THE PROBLEM
State how many lines in the records hold the word "screenshot", giving the number and no other text.

--- start of RECORDS PROVIDED ---

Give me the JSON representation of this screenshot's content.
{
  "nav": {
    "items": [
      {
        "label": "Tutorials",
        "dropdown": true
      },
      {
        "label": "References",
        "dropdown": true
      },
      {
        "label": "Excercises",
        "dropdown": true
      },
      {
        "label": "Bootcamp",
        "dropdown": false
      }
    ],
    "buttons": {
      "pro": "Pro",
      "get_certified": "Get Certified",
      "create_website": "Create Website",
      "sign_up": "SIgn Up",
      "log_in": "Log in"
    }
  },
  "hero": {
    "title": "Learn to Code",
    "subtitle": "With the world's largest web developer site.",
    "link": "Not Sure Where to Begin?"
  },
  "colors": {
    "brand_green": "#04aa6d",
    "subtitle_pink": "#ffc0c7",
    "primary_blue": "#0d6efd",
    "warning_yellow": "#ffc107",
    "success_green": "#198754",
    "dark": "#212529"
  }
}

--- end of RECORDS PROVIDED ---
--- start of RECORDS PROVIDED ---

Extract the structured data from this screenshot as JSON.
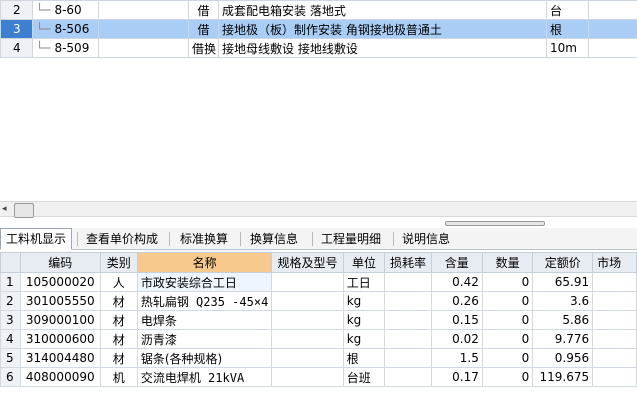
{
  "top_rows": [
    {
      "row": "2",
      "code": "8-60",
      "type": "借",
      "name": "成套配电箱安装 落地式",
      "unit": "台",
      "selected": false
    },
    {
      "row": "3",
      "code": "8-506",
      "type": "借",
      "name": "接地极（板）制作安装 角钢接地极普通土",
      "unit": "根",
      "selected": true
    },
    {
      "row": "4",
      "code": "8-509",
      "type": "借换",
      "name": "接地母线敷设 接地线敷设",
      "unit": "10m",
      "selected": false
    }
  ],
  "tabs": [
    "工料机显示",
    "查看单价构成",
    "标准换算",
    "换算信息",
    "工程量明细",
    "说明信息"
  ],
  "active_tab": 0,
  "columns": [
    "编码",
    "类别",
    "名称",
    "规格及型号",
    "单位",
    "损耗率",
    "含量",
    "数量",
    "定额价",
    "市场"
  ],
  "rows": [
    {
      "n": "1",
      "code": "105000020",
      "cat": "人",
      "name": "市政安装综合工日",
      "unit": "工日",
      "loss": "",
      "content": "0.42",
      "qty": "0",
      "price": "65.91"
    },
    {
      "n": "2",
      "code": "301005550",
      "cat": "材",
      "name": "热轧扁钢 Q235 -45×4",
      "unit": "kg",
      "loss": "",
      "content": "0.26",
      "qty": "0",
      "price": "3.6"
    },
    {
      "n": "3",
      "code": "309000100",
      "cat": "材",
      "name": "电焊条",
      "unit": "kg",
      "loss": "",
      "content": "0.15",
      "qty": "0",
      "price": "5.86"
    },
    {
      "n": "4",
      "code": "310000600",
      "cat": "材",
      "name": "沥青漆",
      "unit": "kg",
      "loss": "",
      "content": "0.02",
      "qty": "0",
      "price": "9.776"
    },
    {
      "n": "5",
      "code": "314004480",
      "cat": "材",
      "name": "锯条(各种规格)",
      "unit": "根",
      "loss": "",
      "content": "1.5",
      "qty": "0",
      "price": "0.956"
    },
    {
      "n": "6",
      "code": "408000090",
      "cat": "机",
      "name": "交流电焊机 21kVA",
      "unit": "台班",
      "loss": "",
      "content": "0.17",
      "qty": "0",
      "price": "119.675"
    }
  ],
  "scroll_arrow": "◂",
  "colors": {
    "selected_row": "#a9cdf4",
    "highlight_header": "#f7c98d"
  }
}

--- end of RECORDS PROVIDED ---
--- start of RECORDS PROVIDED ---

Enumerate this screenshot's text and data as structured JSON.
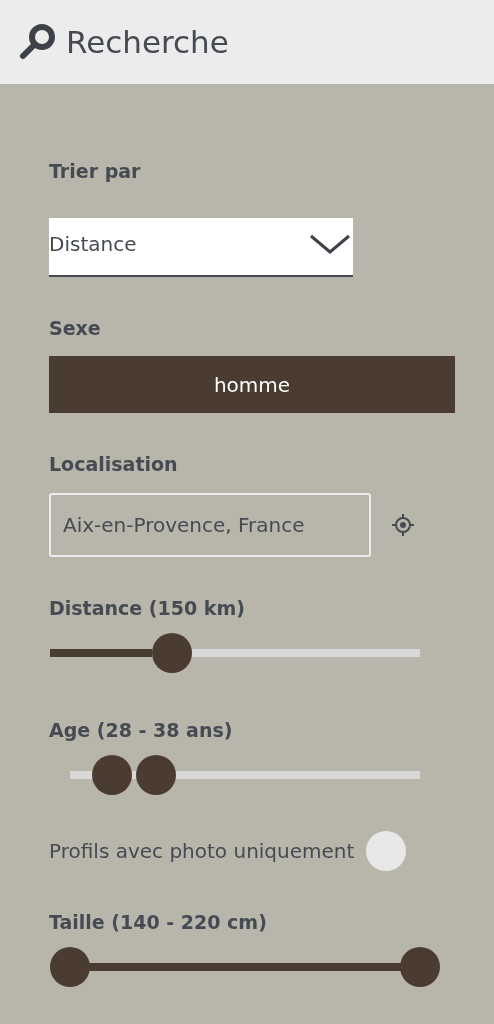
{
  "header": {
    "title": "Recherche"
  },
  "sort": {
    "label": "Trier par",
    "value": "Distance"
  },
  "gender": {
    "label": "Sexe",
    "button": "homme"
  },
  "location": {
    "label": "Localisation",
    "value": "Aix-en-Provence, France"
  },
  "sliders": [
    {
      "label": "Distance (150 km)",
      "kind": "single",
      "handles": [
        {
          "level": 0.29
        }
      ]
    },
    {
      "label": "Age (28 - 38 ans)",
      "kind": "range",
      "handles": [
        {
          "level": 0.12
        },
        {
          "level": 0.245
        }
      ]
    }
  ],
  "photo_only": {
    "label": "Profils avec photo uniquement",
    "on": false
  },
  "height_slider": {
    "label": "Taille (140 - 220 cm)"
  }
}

--- end of RECORDS PROVIDED ---

ANSWER FOR THIS EXERCISE
3